In 2014 the district adopted ALICE training protocols in the wake of the December 2012 Sandy Hook shooting in Newtown, Conn. Szymaniak was the trainer to teach district staff, along with school resource officers (SRO) Kevin Harrington of Whitman Police and William Frazier of Hanson Police.
“I have not kept up my certification as a trainer, but I still follow up,” he said.
As he spoke, members of Congress were negotiating gun safety measures after the Uvalde, Texas massacre in which 19 children and two teachers were murdered.
In addition to ALICE, the district is undergoing a process to ensure buildings are secured.
“We’ve already noticed two issues, one at Whitman Middle and one at Hanson Middle, that we need to improve upon in our secondary entrance,” Szymaniak said.
Elementary Schools have all been reconfigured so that, when people are buzzed in, they are in a vestibule and have to obtain entrance through another set of doors.
“We will be adding that [to the middle schools] this summer as a priority to make sure we have another layer of defense,” he said. “I’ve been in contact with both of our chiefs and we all agree that we are going to move forward with a safety/security audit this summer.”
Some consulting firms are already being talked to, Szymaniak said.
“We know our buildings do well, but we want an outside look at our protocols, our procedures, what we can do differently and I’d like to present that to you prior to the start of school, depending on how soon we can get this audit.”
A similar “soft look” before security changes had been made, was done after Sandy Hook.
When former Assistant Superintendent for Human Resources Dr. Patrick Dillon was working in the district an evacuation plan was also created.
“Safety and security is on our plate – it’s never lost,” he said. “We didn’t lose it through Covid.” Another ALICE training had been done in that period with officer Harrington and new Hanson SRO Derek Harrington and staff.
Committee Chairman Christopher Howard, attending remotely, said the issue was one he and Szymaniak had specifically discussed adding to the meeting agenda.
They talked about setting up a night to conduct a forum that can allow every stakeholder in the district to have the opportunity to participate in that conversation.
“It shouldn’t be ‘This is what we are doing,’” Howard said. “It should be a ‘Tell us your thoughts, tell us your concerns,’ so that as Jeff goes forward we can roll that in. I’ve heard from a couple of parents on this specific topic [and] I’m guessing some of you have, as well.”
Howard said it was something on which they wanted to take the pulse of the committee before moving forward.
Member Fred Small said the district held such a forum three or four years ago that was well received and provided a lot of good information.
“What people are thinking. What’s on the horizon and, also some of the things that we’ve done,” he said could be touched on.
Vice Chair Christopher Scriven, conducting the meeting in Howard’s physical absence, said he thought it was a good idea.
“So many of us in the community – and rightly so – are concerned about this,” he said.
Member Hillary Kniffen, who teaches in another district, said is would also be important to hear from the people in the buildings with the students.
“I think the principals have a good idea, but really the people on the ground in the classrooms … would be really valuable and important,” she said.
“They certainly qualify as stakeholders,” Scriven said.
With a consensus from the committee that such a forum is a good idea, Szymaniak said they would discuss a target date some time this summer during the next meeting.

::::::::::

# ASSIGNMENT
Answer these questions from the article on school safety:
1. In what year did the district adopt ALICE training protocols?
2. At which two schools were issues noticed with the secondary entrance?
3. Which committee member said the district held a similar forum three or four years ago?
The records have no connection to the article on school safety above them.

::::::::::

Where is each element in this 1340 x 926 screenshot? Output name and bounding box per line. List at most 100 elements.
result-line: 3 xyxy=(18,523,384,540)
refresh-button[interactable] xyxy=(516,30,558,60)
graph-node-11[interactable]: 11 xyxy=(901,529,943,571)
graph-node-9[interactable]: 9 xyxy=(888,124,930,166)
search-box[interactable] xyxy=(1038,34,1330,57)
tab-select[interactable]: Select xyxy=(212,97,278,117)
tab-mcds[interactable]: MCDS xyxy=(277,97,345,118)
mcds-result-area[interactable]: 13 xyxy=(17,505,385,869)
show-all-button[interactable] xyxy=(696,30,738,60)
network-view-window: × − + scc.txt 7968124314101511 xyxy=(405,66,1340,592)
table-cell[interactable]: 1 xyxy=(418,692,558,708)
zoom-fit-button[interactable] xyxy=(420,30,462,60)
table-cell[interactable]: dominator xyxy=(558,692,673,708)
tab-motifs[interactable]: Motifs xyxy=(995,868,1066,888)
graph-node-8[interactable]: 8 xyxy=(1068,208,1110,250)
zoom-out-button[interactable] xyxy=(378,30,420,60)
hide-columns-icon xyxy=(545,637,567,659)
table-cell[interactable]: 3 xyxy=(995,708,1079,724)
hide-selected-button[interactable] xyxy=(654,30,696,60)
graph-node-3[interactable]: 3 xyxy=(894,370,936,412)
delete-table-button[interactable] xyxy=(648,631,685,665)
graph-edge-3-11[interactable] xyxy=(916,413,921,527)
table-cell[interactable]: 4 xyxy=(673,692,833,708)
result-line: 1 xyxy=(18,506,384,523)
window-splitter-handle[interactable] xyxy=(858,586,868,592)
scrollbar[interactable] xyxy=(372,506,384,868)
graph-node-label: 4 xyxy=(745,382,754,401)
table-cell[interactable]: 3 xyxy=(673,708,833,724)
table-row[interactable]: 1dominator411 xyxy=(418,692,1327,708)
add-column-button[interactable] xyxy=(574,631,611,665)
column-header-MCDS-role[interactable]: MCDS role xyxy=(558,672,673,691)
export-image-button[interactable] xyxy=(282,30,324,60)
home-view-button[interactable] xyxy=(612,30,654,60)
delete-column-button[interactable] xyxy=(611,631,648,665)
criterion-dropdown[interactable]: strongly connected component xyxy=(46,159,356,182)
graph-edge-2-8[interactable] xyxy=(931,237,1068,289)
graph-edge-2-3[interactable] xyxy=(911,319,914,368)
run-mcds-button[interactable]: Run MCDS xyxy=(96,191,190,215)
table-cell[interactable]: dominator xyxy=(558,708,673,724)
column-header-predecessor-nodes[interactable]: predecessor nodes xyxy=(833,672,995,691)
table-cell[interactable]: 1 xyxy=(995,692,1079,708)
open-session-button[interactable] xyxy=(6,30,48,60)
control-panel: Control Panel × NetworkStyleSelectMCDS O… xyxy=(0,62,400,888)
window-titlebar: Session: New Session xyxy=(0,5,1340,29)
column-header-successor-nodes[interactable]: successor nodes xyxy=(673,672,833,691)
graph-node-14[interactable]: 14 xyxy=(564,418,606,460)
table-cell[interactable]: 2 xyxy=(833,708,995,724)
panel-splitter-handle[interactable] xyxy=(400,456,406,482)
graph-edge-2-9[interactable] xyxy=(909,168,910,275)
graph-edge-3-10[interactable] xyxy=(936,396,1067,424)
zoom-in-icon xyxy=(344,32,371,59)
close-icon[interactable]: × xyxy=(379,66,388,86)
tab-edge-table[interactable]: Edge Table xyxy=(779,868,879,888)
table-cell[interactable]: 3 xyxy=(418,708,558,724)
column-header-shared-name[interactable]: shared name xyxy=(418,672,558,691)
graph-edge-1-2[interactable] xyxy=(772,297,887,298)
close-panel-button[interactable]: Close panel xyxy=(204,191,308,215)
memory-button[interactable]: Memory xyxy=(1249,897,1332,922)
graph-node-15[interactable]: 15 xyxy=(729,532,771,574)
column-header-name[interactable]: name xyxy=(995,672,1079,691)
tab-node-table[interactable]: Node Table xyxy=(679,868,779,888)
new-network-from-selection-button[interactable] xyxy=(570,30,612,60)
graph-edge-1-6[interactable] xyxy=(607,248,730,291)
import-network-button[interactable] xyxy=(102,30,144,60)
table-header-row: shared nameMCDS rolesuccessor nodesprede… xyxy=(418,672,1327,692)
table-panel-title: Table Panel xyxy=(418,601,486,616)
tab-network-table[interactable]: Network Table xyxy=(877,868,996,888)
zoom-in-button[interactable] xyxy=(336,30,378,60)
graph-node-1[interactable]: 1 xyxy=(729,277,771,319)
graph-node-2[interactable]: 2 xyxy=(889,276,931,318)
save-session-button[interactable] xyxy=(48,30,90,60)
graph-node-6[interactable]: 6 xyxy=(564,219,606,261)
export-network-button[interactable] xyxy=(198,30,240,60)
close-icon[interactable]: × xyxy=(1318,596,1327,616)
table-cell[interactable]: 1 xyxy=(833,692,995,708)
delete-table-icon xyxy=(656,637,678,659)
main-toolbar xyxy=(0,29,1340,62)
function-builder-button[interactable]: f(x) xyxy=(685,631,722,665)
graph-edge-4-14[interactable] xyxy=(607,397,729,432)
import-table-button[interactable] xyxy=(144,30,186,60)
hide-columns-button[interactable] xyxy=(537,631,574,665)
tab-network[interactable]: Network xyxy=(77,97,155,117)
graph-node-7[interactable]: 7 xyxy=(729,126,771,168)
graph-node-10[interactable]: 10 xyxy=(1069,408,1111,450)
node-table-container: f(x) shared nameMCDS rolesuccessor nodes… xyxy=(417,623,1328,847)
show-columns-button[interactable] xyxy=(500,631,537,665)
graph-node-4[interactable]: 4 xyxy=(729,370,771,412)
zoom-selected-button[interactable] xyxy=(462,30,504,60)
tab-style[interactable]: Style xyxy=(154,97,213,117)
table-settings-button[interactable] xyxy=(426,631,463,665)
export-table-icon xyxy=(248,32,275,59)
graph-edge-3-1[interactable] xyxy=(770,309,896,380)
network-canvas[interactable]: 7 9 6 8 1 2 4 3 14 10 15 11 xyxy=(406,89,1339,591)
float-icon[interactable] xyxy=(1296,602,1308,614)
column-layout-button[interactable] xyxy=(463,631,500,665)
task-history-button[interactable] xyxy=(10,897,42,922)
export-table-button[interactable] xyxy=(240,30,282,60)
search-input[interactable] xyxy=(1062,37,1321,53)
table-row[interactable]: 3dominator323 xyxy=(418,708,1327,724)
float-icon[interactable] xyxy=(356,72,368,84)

::::::::::

# SOLUTION TO THE PROBLEM
1. 2014
2. Whitman Middle and Hanson Middle
3. Fred Small